**Description of the task:** Search the material for "here" and show all lines that contain it.

Stored dataset items:
## Start

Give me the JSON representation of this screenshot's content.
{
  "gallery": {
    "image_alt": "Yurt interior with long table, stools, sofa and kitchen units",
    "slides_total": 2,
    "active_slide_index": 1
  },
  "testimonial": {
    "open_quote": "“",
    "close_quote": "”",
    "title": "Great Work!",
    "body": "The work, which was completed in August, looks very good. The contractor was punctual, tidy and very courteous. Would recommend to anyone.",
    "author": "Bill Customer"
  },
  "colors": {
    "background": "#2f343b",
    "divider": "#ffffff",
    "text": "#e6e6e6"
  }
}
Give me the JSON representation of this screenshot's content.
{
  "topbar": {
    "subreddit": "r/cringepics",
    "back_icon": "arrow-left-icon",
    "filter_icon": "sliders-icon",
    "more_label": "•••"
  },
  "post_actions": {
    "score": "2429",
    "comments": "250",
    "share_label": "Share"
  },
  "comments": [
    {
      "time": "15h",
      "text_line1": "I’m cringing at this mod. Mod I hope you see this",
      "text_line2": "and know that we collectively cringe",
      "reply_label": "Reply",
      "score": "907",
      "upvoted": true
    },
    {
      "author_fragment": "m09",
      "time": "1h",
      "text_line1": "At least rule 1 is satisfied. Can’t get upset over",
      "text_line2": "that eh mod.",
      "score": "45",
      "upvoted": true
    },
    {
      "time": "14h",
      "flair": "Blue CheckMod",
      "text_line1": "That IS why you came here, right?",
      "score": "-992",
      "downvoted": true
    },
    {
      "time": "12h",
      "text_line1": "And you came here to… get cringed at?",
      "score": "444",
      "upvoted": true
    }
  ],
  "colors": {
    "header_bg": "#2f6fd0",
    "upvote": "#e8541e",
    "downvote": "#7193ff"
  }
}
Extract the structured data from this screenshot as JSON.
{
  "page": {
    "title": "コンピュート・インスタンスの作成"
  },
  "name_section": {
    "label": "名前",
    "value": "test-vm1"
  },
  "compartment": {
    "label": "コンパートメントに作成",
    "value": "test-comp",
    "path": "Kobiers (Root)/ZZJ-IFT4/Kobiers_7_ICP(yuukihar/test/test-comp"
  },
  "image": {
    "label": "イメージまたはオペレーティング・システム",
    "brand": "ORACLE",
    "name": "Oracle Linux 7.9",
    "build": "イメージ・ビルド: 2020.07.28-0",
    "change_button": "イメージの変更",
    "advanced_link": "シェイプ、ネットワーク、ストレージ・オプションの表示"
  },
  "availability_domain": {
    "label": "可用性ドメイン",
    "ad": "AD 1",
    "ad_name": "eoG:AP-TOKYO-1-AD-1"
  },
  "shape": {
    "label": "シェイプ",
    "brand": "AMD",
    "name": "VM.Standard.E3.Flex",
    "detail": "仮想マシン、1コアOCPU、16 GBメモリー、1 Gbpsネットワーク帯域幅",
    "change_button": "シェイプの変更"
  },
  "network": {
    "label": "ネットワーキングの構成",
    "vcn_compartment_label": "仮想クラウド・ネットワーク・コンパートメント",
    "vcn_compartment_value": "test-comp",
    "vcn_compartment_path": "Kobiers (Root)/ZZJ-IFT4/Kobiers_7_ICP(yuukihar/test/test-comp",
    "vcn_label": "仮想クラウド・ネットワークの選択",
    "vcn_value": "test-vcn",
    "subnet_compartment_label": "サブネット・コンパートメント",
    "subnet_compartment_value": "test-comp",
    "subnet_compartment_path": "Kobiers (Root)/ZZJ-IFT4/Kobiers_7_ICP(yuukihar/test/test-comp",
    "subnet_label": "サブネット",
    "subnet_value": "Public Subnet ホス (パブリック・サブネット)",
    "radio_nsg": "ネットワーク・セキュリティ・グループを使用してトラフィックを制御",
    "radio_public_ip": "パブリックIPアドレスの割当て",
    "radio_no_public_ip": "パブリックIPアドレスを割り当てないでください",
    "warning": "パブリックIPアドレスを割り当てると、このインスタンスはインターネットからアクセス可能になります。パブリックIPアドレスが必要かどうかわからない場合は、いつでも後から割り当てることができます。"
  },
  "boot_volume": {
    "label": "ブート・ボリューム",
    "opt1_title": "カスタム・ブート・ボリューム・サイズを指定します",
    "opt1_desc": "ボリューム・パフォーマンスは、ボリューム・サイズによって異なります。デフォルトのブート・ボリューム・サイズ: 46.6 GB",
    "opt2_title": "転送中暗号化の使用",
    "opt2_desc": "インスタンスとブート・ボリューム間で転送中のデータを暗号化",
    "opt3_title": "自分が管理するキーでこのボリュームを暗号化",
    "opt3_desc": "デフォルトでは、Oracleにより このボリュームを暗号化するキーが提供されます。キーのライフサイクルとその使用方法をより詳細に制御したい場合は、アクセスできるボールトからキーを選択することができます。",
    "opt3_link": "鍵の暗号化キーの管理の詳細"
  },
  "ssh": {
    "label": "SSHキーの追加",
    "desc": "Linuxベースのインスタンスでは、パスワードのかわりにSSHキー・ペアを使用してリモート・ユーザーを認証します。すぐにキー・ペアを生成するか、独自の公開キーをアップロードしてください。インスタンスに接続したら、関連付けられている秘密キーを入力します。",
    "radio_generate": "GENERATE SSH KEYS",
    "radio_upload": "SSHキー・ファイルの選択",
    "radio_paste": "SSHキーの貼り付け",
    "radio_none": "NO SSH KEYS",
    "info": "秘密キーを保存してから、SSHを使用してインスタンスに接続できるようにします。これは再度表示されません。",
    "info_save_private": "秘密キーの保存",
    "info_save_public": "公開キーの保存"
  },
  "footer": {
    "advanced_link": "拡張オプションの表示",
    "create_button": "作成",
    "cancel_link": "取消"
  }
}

## End

**Task solution:**
      "text_line1": "That IS why you came here, right?",
      "text_line1": "And you came here to… get cringed at?",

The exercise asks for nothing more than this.